| Dataset rows |
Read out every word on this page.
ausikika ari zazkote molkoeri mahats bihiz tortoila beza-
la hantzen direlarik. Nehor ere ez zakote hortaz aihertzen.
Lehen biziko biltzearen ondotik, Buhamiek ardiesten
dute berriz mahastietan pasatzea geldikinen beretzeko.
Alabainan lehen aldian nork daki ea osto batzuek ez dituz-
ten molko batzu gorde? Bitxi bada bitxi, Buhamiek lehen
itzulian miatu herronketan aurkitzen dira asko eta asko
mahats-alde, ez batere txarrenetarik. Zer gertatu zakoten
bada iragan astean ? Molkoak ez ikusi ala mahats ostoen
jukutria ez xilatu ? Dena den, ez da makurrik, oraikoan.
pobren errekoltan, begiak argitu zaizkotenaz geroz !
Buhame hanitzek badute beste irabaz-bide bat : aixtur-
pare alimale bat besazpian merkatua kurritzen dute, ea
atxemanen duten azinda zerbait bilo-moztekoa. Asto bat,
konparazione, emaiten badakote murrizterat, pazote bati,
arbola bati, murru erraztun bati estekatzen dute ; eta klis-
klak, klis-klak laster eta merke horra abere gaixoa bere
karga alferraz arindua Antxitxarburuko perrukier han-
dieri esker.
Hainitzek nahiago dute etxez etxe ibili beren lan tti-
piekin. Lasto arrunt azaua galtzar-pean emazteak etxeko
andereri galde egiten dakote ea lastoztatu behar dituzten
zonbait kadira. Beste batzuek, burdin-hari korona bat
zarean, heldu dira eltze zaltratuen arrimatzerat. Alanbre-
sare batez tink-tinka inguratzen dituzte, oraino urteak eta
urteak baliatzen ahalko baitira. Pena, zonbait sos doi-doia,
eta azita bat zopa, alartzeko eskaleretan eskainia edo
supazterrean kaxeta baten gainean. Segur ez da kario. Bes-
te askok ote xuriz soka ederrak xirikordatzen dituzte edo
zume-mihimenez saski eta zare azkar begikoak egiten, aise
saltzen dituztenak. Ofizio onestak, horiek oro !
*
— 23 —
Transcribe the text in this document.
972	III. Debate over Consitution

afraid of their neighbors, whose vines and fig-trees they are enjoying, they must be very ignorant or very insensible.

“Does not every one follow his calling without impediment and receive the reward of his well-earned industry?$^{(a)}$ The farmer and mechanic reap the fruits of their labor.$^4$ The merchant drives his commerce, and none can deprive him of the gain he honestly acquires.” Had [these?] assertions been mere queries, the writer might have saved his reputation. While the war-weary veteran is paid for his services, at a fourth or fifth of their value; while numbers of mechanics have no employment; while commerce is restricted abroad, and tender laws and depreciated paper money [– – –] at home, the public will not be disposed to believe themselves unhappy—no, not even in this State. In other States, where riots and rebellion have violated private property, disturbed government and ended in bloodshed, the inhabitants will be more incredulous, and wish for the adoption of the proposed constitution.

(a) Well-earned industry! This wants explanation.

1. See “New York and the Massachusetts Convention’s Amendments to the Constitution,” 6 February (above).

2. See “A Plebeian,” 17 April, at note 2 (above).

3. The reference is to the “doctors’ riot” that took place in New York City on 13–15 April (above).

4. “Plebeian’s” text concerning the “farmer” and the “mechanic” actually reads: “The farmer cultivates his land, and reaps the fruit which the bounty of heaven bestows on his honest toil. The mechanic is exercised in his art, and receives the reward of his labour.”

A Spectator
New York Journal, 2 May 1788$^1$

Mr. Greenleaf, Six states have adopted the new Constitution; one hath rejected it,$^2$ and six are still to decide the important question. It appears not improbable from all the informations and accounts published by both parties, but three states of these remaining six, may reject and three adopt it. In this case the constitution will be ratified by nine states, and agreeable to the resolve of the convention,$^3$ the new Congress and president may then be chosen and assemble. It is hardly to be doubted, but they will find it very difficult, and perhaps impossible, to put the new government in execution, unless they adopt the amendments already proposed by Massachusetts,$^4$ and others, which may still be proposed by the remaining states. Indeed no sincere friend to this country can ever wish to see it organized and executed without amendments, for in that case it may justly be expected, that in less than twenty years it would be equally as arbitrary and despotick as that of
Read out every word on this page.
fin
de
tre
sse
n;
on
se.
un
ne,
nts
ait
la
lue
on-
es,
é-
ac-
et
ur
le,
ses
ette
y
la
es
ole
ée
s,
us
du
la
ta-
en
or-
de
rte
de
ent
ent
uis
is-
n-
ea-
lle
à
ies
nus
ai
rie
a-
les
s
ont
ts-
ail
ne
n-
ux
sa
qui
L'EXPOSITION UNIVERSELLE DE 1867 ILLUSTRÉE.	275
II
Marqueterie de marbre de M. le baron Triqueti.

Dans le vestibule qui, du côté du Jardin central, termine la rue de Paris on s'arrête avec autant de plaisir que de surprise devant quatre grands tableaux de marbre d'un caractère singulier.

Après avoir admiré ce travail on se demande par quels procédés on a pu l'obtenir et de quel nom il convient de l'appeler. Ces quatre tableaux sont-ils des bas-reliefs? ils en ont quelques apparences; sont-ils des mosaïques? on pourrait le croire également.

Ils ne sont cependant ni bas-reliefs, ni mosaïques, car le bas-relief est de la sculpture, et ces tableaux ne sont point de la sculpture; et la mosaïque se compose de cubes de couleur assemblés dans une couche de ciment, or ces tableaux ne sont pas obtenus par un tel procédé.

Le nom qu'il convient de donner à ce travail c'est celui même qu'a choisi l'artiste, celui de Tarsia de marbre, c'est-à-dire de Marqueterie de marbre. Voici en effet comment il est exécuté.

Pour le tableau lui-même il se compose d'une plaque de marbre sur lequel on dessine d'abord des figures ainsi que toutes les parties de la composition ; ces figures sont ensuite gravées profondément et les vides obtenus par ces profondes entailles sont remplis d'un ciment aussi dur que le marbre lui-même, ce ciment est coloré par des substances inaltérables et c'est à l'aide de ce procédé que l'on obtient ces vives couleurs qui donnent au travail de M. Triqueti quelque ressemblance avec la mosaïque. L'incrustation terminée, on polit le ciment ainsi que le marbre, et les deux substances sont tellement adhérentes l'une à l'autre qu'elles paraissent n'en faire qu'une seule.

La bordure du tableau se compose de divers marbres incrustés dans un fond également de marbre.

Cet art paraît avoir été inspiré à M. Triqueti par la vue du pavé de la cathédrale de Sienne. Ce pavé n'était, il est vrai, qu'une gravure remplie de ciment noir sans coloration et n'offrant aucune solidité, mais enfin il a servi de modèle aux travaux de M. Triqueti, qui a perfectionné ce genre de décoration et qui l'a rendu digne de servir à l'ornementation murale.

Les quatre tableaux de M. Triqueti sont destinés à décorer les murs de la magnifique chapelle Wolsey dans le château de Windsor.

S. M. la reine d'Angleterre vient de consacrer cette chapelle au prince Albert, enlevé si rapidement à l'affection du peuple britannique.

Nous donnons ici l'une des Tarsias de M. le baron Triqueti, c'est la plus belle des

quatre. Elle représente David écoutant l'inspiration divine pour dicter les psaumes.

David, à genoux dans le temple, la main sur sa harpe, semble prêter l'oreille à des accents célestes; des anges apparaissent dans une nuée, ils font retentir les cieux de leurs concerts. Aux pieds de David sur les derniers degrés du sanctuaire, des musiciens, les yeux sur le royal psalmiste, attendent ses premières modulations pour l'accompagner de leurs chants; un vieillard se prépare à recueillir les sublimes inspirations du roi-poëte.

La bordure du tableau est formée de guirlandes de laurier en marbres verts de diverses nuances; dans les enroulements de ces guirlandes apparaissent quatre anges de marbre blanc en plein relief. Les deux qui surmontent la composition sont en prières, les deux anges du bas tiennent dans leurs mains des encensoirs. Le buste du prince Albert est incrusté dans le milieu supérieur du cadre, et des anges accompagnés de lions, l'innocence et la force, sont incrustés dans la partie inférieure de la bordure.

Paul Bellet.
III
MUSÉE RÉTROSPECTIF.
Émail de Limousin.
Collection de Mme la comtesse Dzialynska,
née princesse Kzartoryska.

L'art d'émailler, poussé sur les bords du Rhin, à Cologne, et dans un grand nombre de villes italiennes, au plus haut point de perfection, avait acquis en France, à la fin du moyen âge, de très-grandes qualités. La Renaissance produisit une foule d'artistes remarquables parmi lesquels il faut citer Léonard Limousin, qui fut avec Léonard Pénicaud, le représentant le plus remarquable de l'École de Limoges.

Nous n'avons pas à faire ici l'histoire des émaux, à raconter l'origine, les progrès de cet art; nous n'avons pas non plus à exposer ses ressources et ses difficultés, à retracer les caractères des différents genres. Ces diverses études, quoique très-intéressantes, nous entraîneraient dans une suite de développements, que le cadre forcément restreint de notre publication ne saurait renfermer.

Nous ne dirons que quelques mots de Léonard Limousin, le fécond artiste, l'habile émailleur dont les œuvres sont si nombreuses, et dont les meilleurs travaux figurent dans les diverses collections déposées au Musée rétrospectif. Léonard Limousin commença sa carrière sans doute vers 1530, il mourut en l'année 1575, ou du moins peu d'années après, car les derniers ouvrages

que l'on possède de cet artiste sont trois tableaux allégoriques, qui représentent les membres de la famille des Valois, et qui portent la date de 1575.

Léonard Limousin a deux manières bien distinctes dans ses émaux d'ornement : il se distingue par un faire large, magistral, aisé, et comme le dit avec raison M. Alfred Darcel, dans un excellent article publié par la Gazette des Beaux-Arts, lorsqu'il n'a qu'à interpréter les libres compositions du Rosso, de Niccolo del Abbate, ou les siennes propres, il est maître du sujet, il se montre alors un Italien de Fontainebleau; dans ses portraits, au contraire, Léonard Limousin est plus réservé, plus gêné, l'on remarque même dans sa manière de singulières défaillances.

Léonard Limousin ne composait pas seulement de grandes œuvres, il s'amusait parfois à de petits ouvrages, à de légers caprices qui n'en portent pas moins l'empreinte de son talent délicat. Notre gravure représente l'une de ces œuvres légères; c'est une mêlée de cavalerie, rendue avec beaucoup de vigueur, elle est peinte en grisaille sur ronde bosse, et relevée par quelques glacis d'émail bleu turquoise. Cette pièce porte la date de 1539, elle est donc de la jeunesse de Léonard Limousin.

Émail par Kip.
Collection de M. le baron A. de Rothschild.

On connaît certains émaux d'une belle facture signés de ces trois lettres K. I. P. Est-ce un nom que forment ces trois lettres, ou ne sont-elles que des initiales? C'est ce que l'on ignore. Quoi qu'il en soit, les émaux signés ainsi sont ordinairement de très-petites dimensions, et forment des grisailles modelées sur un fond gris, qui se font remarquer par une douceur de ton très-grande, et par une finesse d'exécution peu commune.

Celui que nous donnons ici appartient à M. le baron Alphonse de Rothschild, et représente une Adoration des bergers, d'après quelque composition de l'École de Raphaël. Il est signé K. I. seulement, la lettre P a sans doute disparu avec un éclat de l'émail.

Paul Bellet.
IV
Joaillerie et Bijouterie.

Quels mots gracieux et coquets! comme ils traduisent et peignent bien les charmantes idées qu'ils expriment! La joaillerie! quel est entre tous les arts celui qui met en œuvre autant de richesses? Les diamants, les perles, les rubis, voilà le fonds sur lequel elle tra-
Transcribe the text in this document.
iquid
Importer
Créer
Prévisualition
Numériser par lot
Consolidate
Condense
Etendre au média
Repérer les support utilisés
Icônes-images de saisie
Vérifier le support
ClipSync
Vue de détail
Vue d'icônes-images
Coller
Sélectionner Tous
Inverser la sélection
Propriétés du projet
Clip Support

| Do this |
Select every line in the records above that contains the word "klis".

| Solution for this exercise |
arbola bati, murru erraztun bati estekatzen dute ; eta klis-
klak, klis-klak laster eta merke horra abere gaixoa bere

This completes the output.